=== Section Start ===

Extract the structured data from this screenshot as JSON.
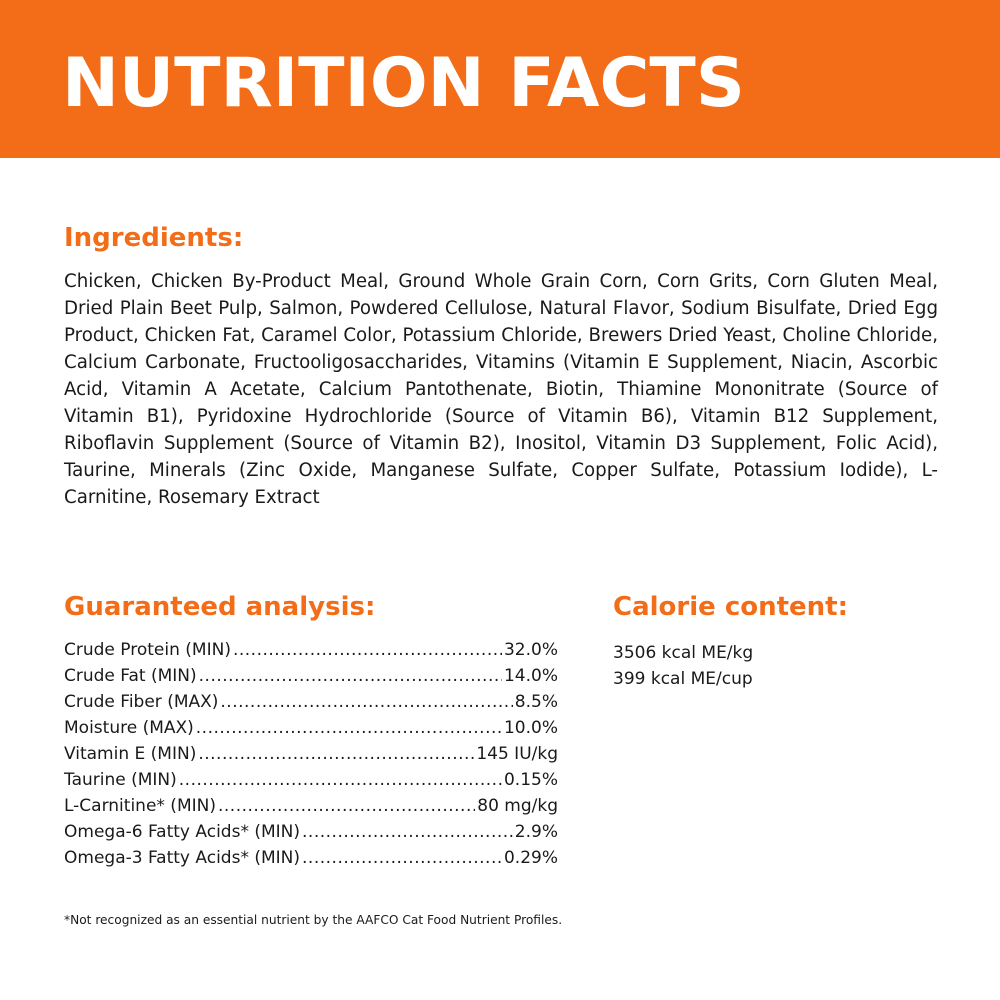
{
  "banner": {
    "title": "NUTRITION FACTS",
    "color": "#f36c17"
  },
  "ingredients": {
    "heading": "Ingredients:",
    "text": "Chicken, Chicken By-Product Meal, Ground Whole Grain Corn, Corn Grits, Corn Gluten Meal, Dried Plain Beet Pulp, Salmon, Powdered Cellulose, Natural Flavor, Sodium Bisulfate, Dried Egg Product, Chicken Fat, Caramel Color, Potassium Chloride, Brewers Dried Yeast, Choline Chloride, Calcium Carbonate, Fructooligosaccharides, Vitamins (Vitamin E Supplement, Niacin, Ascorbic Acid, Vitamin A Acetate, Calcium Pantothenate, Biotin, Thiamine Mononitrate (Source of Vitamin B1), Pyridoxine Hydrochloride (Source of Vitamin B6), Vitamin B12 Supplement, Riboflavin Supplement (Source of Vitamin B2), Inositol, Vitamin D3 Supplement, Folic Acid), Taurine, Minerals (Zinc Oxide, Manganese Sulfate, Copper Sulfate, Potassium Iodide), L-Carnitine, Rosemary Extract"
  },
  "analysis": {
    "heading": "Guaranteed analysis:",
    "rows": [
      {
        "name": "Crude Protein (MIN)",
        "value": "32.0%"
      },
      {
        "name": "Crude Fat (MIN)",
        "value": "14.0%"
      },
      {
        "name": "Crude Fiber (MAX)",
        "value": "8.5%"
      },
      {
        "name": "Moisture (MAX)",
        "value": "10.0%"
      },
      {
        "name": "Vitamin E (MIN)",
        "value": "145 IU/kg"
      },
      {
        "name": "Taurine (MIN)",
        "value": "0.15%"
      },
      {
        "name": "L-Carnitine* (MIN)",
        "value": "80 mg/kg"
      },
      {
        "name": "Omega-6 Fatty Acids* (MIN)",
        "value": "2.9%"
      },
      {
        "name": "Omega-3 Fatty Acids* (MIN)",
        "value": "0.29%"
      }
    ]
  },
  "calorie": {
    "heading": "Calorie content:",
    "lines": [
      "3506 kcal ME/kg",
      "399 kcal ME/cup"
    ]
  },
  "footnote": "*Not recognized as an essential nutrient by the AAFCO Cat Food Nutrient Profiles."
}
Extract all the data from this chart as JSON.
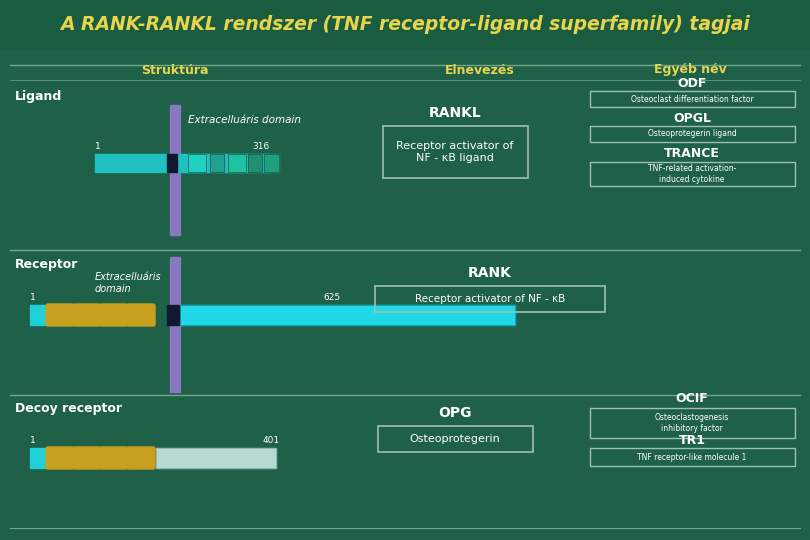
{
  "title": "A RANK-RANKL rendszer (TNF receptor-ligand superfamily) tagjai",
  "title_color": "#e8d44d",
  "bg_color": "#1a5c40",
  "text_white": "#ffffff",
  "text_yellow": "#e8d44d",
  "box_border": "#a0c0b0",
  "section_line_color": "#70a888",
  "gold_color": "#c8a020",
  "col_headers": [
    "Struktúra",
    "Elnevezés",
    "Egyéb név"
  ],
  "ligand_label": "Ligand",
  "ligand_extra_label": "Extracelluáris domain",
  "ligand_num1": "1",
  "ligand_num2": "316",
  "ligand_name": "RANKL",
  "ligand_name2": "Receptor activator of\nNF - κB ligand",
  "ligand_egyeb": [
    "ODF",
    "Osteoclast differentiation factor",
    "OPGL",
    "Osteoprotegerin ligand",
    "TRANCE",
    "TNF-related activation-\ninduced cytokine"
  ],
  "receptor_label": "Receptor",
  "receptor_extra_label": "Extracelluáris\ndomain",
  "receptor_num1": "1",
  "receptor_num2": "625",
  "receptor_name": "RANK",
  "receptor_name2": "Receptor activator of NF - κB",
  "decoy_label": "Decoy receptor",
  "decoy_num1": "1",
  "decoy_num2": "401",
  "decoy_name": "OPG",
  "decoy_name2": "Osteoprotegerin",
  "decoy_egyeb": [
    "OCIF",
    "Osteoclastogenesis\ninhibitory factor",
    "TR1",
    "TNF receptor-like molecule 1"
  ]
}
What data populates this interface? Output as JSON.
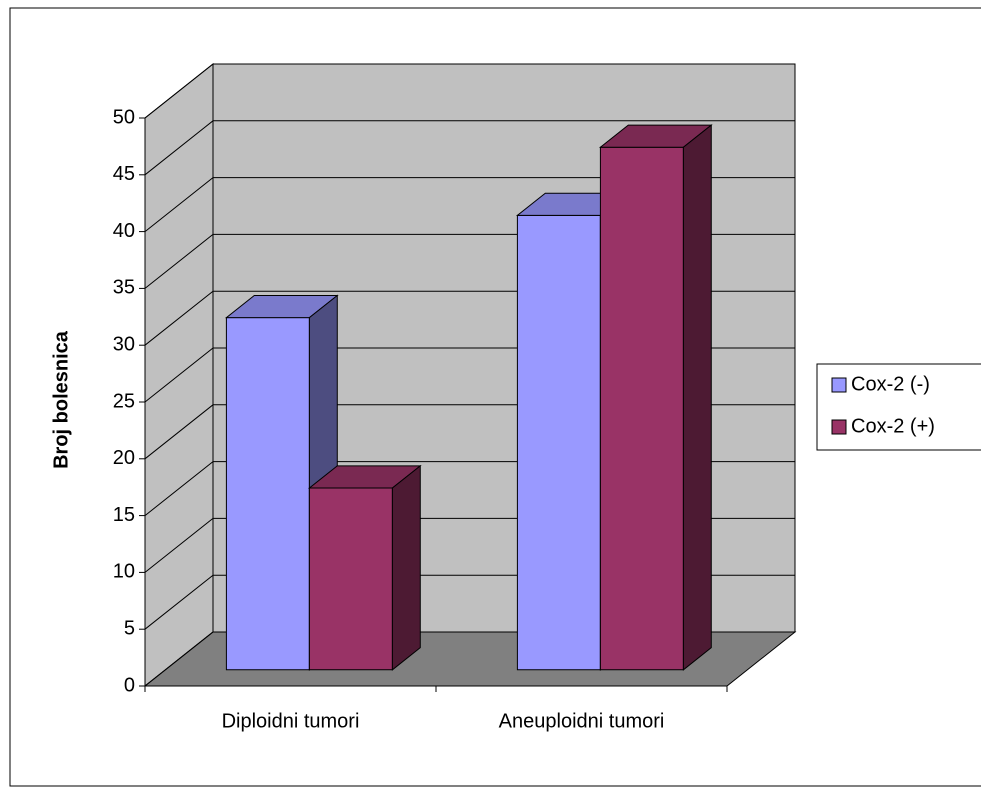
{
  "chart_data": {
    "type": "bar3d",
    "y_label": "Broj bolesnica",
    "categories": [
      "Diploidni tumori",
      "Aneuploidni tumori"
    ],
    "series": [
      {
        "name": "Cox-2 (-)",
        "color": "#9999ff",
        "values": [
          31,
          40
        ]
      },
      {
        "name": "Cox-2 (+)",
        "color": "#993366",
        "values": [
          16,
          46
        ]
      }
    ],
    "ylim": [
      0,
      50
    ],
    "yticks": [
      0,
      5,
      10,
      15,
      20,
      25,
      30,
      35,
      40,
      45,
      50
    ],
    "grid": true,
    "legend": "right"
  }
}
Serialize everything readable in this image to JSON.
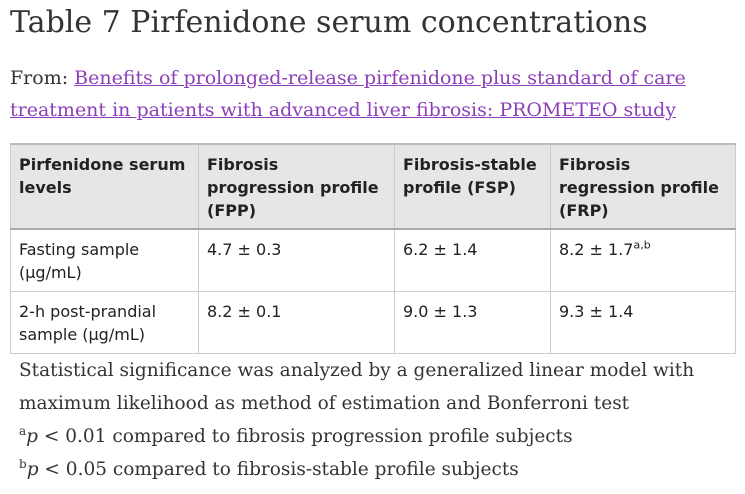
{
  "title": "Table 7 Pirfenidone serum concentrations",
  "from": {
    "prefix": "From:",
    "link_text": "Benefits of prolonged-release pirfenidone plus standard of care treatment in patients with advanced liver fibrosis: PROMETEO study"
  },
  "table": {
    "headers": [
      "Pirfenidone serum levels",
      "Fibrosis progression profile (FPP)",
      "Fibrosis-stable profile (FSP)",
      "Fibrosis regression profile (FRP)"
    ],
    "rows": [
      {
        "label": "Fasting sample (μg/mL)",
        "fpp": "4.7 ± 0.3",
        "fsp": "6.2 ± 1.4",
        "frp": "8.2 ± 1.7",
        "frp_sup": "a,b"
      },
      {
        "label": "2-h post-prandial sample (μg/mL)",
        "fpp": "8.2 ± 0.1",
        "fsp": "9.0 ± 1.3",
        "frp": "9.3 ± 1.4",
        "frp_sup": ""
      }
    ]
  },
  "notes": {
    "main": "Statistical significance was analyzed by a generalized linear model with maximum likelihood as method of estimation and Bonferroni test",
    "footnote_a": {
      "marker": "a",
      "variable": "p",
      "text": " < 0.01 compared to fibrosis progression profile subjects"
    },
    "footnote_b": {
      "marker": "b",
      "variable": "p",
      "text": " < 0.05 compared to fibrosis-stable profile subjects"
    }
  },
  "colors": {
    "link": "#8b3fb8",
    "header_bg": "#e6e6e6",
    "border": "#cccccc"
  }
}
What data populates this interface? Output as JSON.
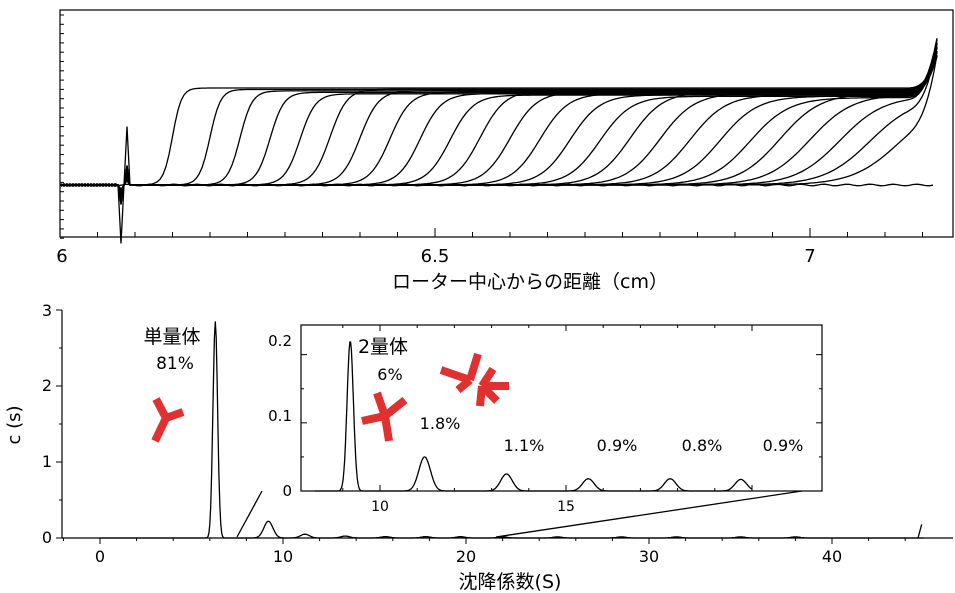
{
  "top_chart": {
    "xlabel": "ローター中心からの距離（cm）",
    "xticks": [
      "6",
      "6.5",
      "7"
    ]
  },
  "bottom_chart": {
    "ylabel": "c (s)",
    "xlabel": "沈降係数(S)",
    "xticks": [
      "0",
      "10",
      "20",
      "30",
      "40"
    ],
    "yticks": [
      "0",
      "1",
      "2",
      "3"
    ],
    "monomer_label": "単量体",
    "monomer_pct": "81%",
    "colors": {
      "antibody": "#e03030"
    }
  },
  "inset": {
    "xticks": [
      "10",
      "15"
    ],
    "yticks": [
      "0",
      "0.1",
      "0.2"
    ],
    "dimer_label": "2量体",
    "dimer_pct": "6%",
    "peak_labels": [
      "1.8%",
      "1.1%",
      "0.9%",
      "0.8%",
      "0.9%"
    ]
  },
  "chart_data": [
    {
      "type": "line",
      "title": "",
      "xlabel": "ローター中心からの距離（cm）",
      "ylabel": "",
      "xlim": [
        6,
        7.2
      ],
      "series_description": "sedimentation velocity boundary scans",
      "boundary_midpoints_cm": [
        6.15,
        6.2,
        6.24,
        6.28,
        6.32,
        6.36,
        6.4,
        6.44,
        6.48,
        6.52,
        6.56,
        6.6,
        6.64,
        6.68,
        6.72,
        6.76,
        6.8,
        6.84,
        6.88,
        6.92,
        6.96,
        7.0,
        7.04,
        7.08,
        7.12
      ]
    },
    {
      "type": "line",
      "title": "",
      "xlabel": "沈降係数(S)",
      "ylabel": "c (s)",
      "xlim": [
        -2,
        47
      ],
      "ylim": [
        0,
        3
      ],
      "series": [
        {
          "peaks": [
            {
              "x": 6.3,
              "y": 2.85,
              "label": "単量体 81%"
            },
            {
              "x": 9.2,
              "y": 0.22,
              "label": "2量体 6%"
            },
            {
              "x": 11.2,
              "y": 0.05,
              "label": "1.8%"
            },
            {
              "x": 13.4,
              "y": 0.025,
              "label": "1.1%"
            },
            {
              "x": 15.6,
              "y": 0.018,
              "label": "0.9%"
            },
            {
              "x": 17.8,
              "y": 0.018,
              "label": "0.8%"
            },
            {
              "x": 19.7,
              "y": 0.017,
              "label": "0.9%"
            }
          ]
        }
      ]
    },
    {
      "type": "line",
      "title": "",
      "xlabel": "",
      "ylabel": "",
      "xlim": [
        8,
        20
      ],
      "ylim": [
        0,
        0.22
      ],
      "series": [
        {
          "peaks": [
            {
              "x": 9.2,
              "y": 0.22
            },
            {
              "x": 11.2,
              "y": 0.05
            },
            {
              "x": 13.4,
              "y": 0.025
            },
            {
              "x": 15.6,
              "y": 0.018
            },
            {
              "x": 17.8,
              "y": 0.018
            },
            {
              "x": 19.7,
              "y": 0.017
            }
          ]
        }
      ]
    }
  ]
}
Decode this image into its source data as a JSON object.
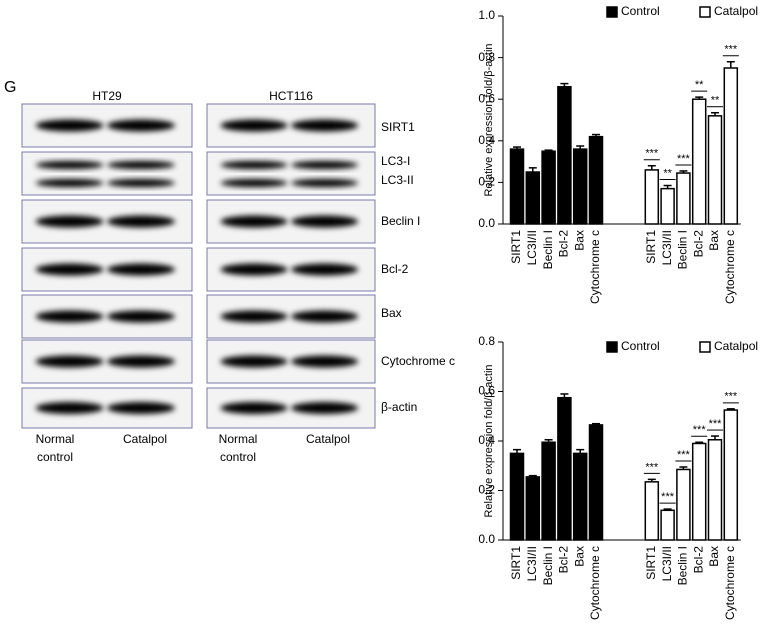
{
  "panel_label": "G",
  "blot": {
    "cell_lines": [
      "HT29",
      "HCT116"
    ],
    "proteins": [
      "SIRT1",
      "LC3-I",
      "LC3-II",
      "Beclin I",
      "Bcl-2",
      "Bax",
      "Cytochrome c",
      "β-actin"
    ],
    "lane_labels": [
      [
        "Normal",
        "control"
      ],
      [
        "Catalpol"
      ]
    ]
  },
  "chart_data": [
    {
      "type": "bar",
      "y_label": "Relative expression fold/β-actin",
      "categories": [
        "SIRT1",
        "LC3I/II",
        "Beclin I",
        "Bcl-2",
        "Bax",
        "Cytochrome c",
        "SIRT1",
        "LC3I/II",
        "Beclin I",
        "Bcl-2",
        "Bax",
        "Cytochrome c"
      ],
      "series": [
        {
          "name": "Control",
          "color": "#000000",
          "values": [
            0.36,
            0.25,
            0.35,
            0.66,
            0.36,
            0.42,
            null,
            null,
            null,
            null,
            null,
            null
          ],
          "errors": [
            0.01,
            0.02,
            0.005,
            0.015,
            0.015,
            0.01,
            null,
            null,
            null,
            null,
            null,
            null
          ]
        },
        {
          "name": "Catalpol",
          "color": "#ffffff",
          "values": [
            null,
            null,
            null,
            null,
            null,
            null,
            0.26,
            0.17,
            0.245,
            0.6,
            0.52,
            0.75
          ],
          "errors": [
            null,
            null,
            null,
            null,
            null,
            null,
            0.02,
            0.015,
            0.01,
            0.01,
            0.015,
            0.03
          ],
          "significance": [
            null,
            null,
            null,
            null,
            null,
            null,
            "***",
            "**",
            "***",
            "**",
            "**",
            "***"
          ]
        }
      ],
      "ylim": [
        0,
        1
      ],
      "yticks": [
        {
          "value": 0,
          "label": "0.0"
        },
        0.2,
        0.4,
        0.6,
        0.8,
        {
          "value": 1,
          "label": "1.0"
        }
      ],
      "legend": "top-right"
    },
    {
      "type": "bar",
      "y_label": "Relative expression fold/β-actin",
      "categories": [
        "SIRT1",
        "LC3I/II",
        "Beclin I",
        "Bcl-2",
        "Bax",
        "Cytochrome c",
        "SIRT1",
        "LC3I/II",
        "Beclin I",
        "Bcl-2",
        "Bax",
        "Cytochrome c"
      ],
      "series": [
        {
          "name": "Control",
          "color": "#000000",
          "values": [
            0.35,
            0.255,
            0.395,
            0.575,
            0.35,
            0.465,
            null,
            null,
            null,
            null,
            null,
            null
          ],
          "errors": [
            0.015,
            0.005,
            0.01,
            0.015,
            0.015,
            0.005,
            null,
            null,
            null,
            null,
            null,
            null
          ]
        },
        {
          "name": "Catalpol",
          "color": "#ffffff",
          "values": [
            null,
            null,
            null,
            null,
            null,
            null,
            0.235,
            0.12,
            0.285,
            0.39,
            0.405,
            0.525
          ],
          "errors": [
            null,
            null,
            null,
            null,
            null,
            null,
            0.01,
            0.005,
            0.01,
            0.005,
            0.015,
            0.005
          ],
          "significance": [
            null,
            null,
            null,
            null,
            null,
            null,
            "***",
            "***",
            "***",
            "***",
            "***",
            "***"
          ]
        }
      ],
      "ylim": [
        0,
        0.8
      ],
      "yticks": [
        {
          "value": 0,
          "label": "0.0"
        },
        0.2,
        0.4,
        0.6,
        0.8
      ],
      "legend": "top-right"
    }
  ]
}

=== Section End ===

WHAT YOU NEED TO DO:
Copy out every line of the data that includes "heading".

RESPONSE TO THE TASK:
    "heading": "Ingredients:",
    "heading": "Guaranteed analysis:",
    "heading": "Calorie content:",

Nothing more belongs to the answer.